• Entries
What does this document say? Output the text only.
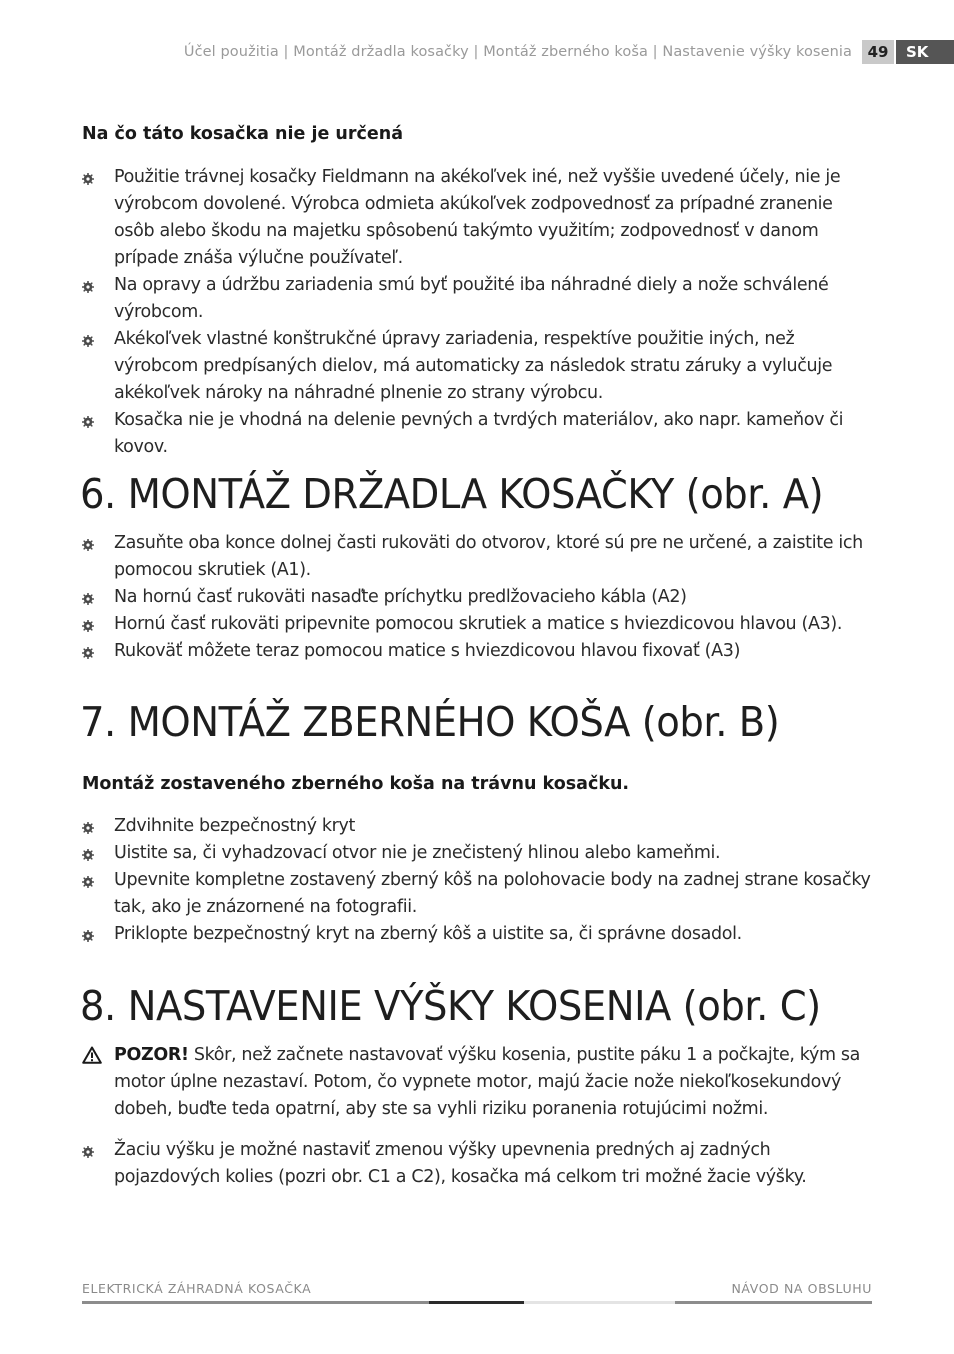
Účel použitia | Montáž držadla kosačky | Montáž zberného koša | Nastavenie výšky kosenia	49	SK
Na čo táto kosačka nie je určená
Použitie trávnej kosačky Fieldmann na akékoľvek iné, než vyššie uvedené účely, nie je výrobcom dovolené. Výrobca odmieta akúkoľvek zodpovednosť za prípadné zranenie osôb alebo škodu na majetku spôsobenú takýmto využitím; zodpovednosť v danom prípade znáša výlučne používateľ.
Na opravy a údržbu zariadenia smú byť použité iba náhradné diely a nože schválené výrobcom.
Akékoľvek vlastné konštrukčné úpravy zariadenia, respektíve použitie iných, než výrobcom predpísaných dielov, má automaticky za následok stratu záruky a vylučuje akékoľvek nároky na náhradné plnenie zo strany výrobcu.
Kosačka nie je vhodná na delenie pevných a tvrdých materiálov, ako napr. kameňov či kovov.
6. MONTÁŽ DRŽADLA KOSAČKY (obr. A)
Zasuňte oba konce dolnej časti rukoväti do otvorov, ktoré sú pre ne určené, a zaistite ich pomocou skrutiek (A1).
Na hornú časť rukoväti nasaďte príchytku predlžovacieho kábla (A2)
Hornú časť rukoväti pripevnite pomocou skrutiek a matice s hviezdicovou hlavou (A3).
Rukoväť môžete teraz pomocou matice s hviezdicovou hlavou fixovať (A3)
7. MONTÁŽ ZBERNÉHO KOŠA (obr. B)
Montáž zostaveného zberného koša na trávnu kosačku.
Zdvihnite bezpečnostný kryt
Uistite sa, či vyhadzovací otvor nie je znečistený hlinou alebo kameňmi.
Upevnite kompletne zostavený zberný kôš na polohovacie body na zadnej strane kosačky tak, ako je znázornené na fotografii.
Priklopte bezpečnostný kryt na zberný kôš a uistite sa, či správne dosadol.
8. NASTAVENIE VÝŠKY KOSENIA (obr. C)
POZOR! Skôr, než začnete nastavovať výšku kosenia, pustite páku 1 a počkajte, kým sa motor úplne nezastaví. Potom, čo vypnete motor, majú žacie nože niekoľkosekundový dobeh, buďte teda opatrní, aby ste sa vyhli riziku poranenia rotujúcimi nožmi.
Žaciu výšku je možné nastaviť zmenou výšky upevnenia predných aj zadných pojazdových kolies (pozri obr. C1 a C2), kosačka má celkom tri možné žacie výšky.
ELEKTRICKÁ ZÁHRADNÁ KOSAČKA	NÁVOD NA OBSLUHU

• Instruction
Output the entries above exactly, without their pictures.

• Written solution
What does this document say? Output the text only.
Účel použitia | Montáž držadla kosačky | Montáž zberného koša | Nastavenie výšky kosenia	49	SK
Na čo táto kosačka nie je určená
Použitie trávnej kosačky Fieldmann na akékoľvek iné, než vyššie uvedené účely, nie je výrobcom dovolené. Výrobca odmieta akúkoľvek zodpovednosť za prípadné zranenie osôb alebo škodu na majetku spôsobenú takýmto využitím; zodpovednosť v danom prípade znáša výlučne používateľ.
Na opravy a údržbu zariadenia smú byť použité iba náhradné diely a nože schválené výrobcom.
Akékoľvek vlastné konštrukčné úpravy zariadenia, respektíve použitie iných, než výrobcom predpísaných dielov, má automaticky za následok stratu záruky a vylučuje akékoľvek nároky na náhradné plnenie zo strany výrobcu.
Kosačka nie je vhodná na delenie pevných a tvrdých materiálov, ako napr. kameňov či kovov.
6. MONTÁŽ DRŽADLA KOSAČKY (obr. A)
Zasuňte oba konce dolnej časti rukoväti do otvorov, ktoré sú pre ne určené, a zaistite ich pomocou skrutiek (A1).
Na hornú časť rukoväti nasaďte príchytku predlžovacieho kábla (A2)
Hornú časť rukoväti pripevnite pomocou skrutiek a matice s hviezdicovou hlavou (A3).
Rukoväť môžete teraz pomocou matice s hviezdicovou hlavou fixovať (A3)
7. MONTÁŽ ZBERNÉHO KOŠA (obr. B)
Montáž zostaveného zberného koša na trávnu kosačku.
Zdvihnite bezpečnostný kryt
Uistite sa, či vyhadzovací otvor nie je znečistený hlinou alebo kameňmi.
Upevnite kompletne zostavený zberný kôš na polohovacie body na zadnej strane kosačky tak, ako je znázornené na fotografii.
Priklopte bezpečnostný kryt na zberný kôš a uistite sa, či správne dosadol.
8. NASTAVENIE VÝŠKY KOSENIA (obr. C)
POZOR! Skôr, než začnete nastavovať výšku kosenia, pustite páku 1 a počkajte, kým sa motor úplne nezastaví. Potom, čo vypnete motor, majú žacie nože niekoľkosekundový dobeh, buďte teda opatrní, aby ste sa vyhli riziku poranenia rotujúcimi nožmi.
Žaciu výšku je možné nastaviť zmenou výšky upevnenia predných aj zadných pojazdových kolies (pozri obr. C1 a C2), kosačka má celkom tri možné žacie výšky.
ELEKTRICKÁ ZÁHRADNÁ KOSAČKA	NÁVOD NA OBSLUHU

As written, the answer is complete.